- **Goal**
All of the data should be output character for character, except the pictures.

-- Data excerpts start --

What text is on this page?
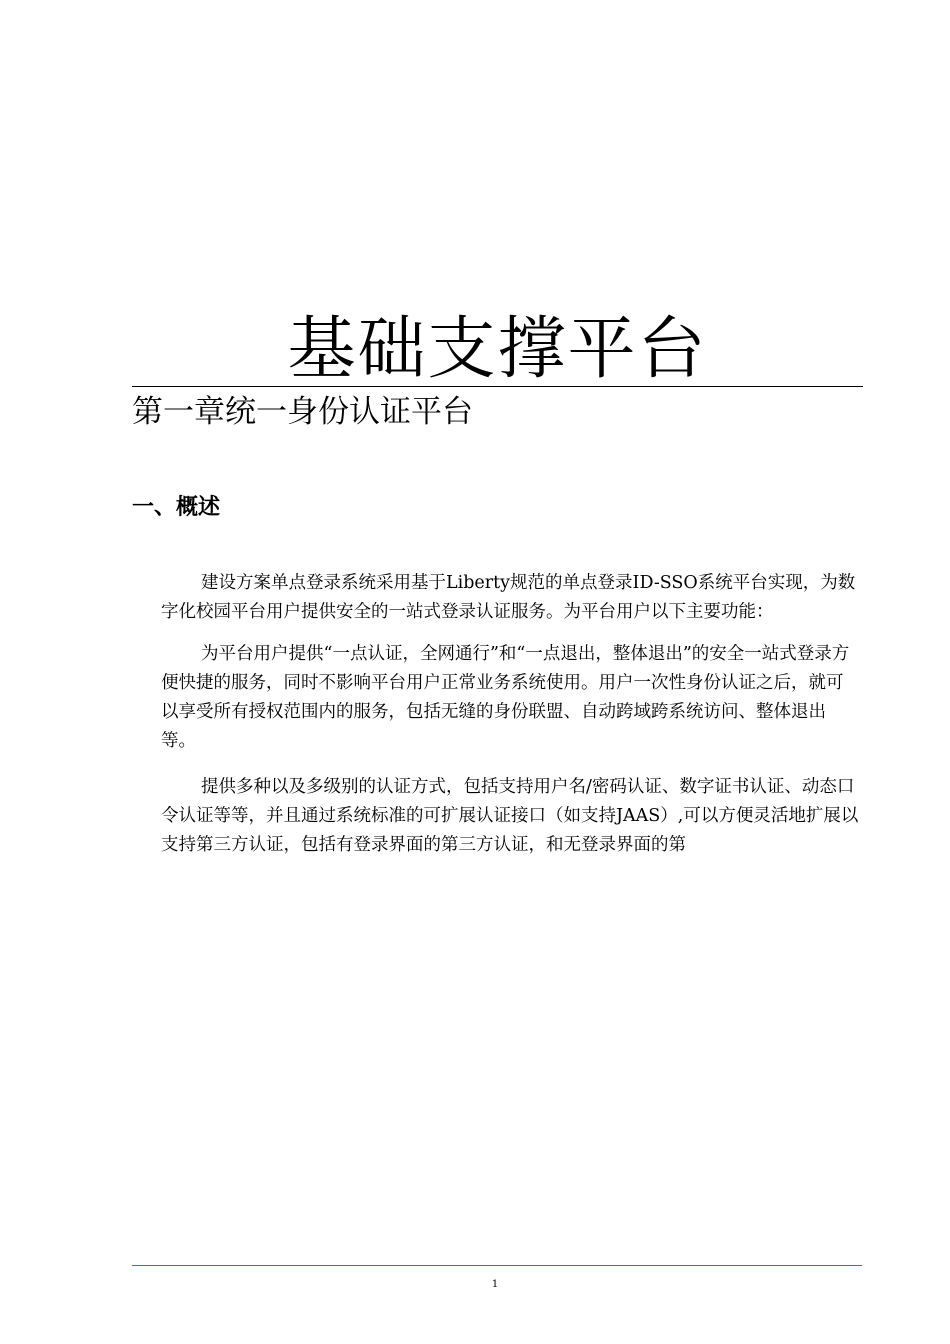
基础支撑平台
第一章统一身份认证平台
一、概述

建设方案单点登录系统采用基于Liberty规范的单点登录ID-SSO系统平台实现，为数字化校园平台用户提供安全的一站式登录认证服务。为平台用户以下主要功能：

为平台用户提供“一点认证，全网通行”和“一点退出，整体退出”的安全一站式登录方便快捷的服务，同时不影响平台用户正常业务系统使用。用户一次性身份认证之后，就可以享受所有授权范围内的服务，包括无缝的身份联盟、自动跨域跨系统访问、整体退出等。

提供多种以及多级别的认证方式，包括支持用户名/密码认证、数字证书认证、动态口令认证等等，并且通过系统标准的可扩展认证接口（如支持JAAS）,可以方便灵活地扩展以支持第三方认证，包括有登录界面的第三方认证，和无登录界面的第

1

-- Data excerpts end --

- **Solved problem**
What text is on this page?
基础支撑平台
第一章统一身份认证平台
一、概述

建设方案单点登录系统采用基于Liberty规范的单点登录ID-SSO系统平台实现，为数字化校园平台用户提供安全的一站式登录认证服务。为平台用户以下主要功能：

为平台用户提供“一点认证，全网通行”和“一点退出，整体退出”的安全一站式登录方便快捷的服务，同时不影响平台用户正常业务系统使用。用户一次性身份认证之后，就可以享受所有授权范围内的服务，包括无缝的身份联盟、自动跨域跨系统访问、整体退出等。

提供多种以及多级别的认证方式，包括支持用户名/密码认证、数字证书认证、动态口令认证等等，并且通过系统标准的可扩展认证接口（如支持JAAS）,可以方便灵活地扩展以支持第三方认证，包括有登录界面的第三方认证，和无登录界面的第

1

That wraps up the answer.